--- RECORDS TO PROCESS ---

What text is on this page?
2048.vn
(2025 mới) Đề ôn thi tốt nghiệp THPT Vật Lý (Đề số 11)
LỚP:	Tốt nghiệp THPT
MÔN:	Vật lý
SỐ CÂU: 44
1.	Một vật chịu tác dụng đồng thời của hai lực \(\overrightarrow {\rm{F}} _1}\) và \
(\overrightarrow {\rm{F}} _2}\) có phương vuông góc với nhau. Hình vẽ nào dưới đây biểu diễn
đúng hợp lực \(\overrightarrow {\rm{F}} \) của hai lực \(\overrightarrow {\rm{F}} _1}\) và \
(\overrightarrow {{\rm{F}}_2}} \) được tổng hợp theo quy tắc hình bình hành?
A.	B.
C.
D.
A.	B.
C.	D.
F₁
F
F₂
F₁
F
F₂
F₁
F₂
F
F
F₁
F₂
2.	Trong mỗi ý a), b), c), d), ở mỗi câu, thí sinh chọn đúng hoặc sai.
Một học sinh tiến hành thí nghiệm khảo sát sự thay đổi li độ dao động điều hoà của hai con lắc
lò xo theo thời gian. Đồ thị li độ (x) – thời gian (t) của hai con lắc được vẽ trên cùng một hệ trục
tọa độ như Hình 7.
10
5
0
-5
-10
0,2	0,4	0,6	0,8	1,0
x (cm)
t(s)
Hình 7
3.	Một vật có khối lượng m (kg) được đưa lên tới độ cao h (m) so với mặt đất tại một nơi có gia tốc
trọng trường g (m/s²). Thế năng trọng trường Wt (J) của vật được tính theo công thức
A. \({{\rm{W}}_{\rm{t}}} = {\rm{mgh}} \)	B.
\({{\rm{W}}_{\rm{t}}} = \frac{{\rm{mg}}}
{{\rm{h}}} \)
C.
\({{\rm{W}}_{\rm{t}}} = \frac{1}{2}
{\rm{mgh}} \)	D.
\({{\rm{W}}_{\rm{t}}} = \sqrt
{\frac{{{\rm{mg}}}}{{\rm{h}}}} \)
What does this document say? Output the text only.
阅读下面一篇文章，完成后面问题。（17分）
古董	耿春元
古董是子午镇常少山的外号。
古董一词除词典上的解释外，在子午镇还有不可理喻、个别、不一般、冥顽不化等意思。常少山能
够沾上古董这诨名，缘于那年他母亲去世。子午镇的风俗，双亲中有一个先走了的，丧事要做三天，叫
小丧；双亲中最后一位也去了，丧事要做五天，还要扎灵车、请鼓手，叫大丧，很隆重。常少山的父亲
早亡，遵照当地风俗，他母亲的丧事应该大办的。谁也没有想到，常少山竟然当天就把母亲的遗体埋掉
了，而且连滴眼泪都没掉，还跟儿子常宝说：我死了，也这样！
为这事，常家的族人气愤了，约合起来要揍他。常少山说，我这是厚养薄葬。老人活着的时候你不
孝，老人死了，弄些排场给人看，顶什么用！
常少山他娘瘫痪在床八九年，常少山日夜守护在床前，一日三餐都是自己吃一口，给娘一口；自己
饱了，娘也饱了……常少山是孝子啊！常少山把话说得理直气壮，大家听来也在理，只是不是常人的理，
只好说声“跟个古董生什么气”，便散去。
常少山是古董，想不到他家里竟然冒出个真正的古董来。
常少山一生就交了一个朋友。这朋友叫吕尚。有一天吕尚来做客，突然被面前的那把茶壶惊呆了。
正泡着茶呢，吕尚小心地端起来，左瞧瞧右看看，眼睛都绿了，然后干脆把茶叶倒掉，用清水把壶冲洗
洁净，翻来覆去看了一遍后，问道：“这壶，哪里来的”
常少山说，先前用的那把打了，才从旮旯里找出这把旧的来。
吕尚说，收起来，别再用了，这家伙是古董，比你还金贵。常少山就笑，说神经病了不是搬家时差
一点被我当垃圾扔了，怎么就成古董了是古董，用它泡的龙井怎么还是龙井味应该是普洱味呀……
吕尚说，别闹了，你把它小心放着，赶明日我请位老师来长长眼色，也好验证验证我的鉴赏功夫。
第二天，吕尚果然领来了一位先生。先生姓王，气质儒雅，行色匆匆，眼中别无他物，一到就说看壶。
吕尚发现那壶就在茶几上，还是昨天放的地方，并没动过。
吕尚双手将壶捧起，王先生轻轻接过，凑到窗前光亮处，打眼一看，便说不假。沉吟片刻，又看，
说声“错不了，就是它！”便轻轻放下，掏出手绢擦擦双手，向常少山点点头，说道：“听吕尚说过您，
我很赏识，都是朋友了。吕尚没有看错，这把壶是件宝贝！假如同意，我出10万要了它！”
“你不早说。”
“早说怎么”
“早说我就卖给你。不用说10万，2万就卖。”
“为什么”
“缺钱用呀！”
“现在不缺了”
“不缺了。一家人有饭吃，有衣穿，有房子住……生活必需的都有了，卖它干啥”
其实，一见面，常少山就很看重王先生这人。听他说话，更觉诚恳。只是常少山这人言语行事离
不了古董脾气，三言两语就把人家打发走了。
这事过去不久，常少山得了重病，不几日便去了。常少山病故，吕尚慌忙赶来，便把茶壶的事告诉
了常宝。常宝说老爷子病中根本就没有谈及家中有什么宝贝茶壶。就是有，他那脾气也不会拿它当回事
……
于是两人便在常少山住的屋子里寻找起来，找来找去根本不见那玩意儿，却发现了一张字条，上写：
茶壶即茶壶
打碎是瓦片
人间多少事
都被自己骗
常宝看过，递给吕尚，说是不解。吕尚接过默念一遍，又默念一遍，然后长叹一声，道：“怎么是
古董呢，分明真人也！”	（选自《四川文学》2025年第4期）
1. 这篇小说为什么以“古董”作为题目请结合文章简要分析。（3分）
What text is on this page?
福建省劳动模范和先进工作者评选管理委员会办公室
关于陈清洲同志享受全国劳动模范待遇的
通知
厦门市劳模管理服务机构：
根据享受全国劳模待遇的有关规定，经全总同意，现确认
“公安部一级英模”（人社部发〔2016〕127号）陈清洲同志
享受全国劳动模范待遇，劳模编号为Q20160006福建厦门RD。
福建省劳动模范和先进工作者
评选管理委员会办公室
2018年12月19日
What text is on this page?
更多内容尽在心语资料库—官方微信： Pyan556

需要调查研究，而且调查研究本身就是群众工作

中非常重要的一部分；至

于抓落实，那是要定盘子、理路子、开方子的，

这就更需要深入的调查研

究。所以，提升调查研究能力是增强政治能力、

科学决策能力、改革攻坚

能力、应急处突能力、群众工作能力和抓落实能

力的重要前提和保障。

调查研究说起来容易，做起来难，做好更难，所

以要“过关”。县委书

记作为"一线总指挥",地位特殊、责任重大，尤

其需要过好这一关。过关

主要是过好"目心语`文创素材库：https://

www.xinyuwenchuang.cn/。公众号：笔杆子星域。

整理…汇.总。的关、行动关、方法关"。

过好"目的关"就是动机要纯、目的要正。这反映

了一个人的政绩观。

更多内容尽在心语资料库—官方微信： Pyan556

---

▸ REQUIRED WORK:
Write out all the lines again, exactly as they are.

▸ ANSWER TO THIS TASK:
What text is on this page?
2048.vn
(2025 mới) Đề ôn thi tốt nghiệp THPT Vật Lý (Đề số 11)
LỚP:	Tốt nghiệp THPT
MÔN:	Vật lý
SỐ CÂU: 44
1.	Một vật chịu tác dụng đồng thời của hai lực \(\overrightarrow {\rm{F}} _1}\) và \
(\overrightarrow {\rm{F}} _2}\) có phương vuông góc với nhau. Hình vẽ nào dưới đây biểu diễn
đúng hợp lực \(\overrightarrow {\rm{F}} \) của hai lực \(\overrightarrow {\rm{F}} _1}\) và \
(\overrightarrow {{\rm{F}}_2}} \) được tổng hợp theo quy tắc hình bình hành?
A.	B.
C.
D.
A.	B.
C.	D.
F₁
F
F₂
F₁
F
F₂
F₁
F₂
F
F
F₁
F₂
2.	Trong mỗi ý a), b), c), d), ở mỗi câu, thí sinh chọn đúng hoặc sai.
Một học sinh tiến hành thí nghiệm khảo sát sự thay đổi li độ dao động điều hoà của hai con lắc
lò xo theo thời gian. Đồ thị li độ (x) – thời gian (t) của hai con lắc được vẽ trên cùng một hệ trục
tọa độ như Hình 7.
10
5
0
-5
-10
0,2	0,4	0,6	0,8	1,0
x (cm)
t(s)
Hình 7
3.	Một vật có khối lượng m (kg) được đưa lên tới độ cao h (m) so với mặt đất tại một nơi có gia tốc
trọng trường g (m/s²). Thế năng trọng trường Wt (J) của vật được tính theo công thức
A. \({{\rm{W}}_{\rm{t}}} = {\rm{mgh}} \)	B.
\({{\rm{W}}_{\rm{t}}} = \frac{{\rm{mg}}}
{{\rm{h}}} \)
C.
\({{\rm{W}}_{\rm{t}}} = \frac{1}{2}
{\rm{mgh}} \)	D.
\({{\rm{W}}_{\rm{t}}} = \sqrt
{\frac{{{\rm{mg}}}}{{\rm{h}}}} \)
What does this document say? Output the text only.
阅读下面一篇文章，完成后面问题。（17分）
古董	耿春元
古董是子午镇常少山的外号。
古董一词除词典上的解释外，在子午镇还有不可理喻、个别、不一般、冥顽不化等意思。常少山能
够沾上古董这诨名，缘于那年他母亲去世。子午镇的风俗，双亲中有一个先走了的，丧事要做三天，叫
小丧；双亲中最后一位也去了，丧事要做五天，还要扎灵车、请鼓手，叫大丧，很隆重。常少山的父亲
早亡，遵照当地风俗，他母亲的丧事应该大办的。谁也没有想到，常少山竟然当天就把母亲的遗体埋掉
了，而且连滴眼泪都没掉，还跟儿子常宝说：我死了，也这样！
为这事，常家的族人气愤了，约合起来要揍他。常少山说，我这是厚养薄葬。老人活着的时候你不
孝，老人死了，弄些排场给人看，顶什么用！
常少山他娘瘫痪在床八九年，常少山日夜守护在床前，一日三餐都是自己吃一口，给娘一口；自己
饱了，娘也饱了……常少山是孝子啊！常少山把话说得理直气壮，大家听来也在理，只是不是常人的理，
只好说声“跟个古董生什么气”，便散去。
常少山是古董，想不到他家里竟然冒出个真正的古董来。
常少山一生就交了一个朋友。这朋友叫吕尚。有一天吕尚来做客，突然被面前的那把茶壶惊呆了。
正泡着茶呢，吕尚小心地端起来，左瞧瞧右看看，眼睛都绿了，然后干脆把茶叶倒掉，用清水把壶冲洗
洁净，翻来覆去看了一遍后，问道：“这壶，哪里来的”
常少山说，先前用的那把打了，才从旮旯里找出这把旧的来。
吕尚说，收起来，别再用了，这家伙是古董，比你还金贵。常少山就笑，说神经病了不是搬家时差
一点被我当垃圾扔了，怎么就成古董了是古董，用它泡的龙井怎么还是龙井味应该是普洱味呀……
吕尚说，别闹了，你把它小心放着，赶明日我请位老师来长长眼色，也好验证验证我的鉴赏功夫。
第二天，吕尚果然领来了一位先生。先生姓王，气质儒雅，行色匆匆，眼中别无他物，一到就说看壶。
吕尚发现那壶就在茶几上，还是昨天放的地方，并没动过。
吕尚双手将壶捧起，王先生轻轻接过，凑到窗前光亮处，打眼一看，便说不假。沉吟片刻，又看，
说声“错不了，就是它！”便轻轻放下，掏出手绢擦擦双手，向常少山点点头，说道：“听吕尚说过您，
我很赏识，都是朋友了。吕尚没有看错，这把壶是件宝贝！假如同意，我出10万要了它！”
“你不早说。”
“早说怎么”
“早说我就卖给你。不用说10万，2万就卖。”
“为什么”
“缺钱用呀！”
“现在不缺了”
“不缺了。一家人有饭吃，有衣穿，有房子住……生活必需的都有了，卖它干啥”
其实，一见面，常少山就很看重王先生这人。听他说话，更觉诚恳。只是常少山这人言语行事离
不了古董脾气，三言两语就把人家打发走了。
这事过去不久，常少山得了重病，不几日便去了。常少山病故，吕尚慌忙赶来，便把茶壶的事告诉
了常宝。常宝说老爷子病中根本就没有谈及家中有什么宝贝茶壶。就是有，他那脾气也不会拿它当回事
……
于是两人便在常少山住的屋子里寻找起来，找来找去根本不见那玩意儿，却发现了一张字条，上写：
茶壶即茶壶
打碎是瓦片
人间多少事
都被自己骗
常宝看过，递给吕尚，说是不解。吕尚接过默念一遍，又默念一遍，然后长叹一声，道：“怎么是
古董呢，分明真人也！”	（选自《四川文学》2025年第4期）
1. 这篇小说为什么以“古董”作为题目请结合文章简要分析。（3分）
What text is on this page?
福建省劳动模范和先进工作者评选管理委员会办公室
关于陈清洲同志享受全国劳动模范待遇的
通知
厦门市劳模管理服务机构：
根据享受全国劳模待遇的有关规定，经全总同意，现确认
“公安部一级英模”（人社部发〔2016〕127号）陈清洲同志
享受全国劳动模范待遇，劳模编号为Q20160006福建厦门RD。
福建省劳动模范和先进工作者
评选管理委员会办公室
2018年12月19日
What text is on this page?
更多内容尽在心语资料库—官方微信： Pyan556

需要调查研究，而且调查研究本身就是群众工作

中非常重要的一部分；至

于抓落实，那是要定盘子、理路子、开方子的，

这就更需要深入的调查研

究。所以，提升调查研究能力是增强政治能力、

科学决策能力、改革攻坚

能力、应急处突能力、群众工作能力和抓落实能

力的重要前提和保障。

调查研究说起来容易，做起来难，做好更难，所

以要“过关”。县委书

记作为"一线总指挥",地位特殊、责任重大，尤

其需要过好这一关。过关

主要是过好"目心语`文创素材库：https://

www.xinyuwenchuang.cn/。公众号：笔杆子星域。

整理…汇.总。的关、行动关、方法关"。

过好"目的关"就是动机要纯、目的要正。这反映

了一个人的政绩观。

更多内容尽在心语资料库—官方微信： Pyan556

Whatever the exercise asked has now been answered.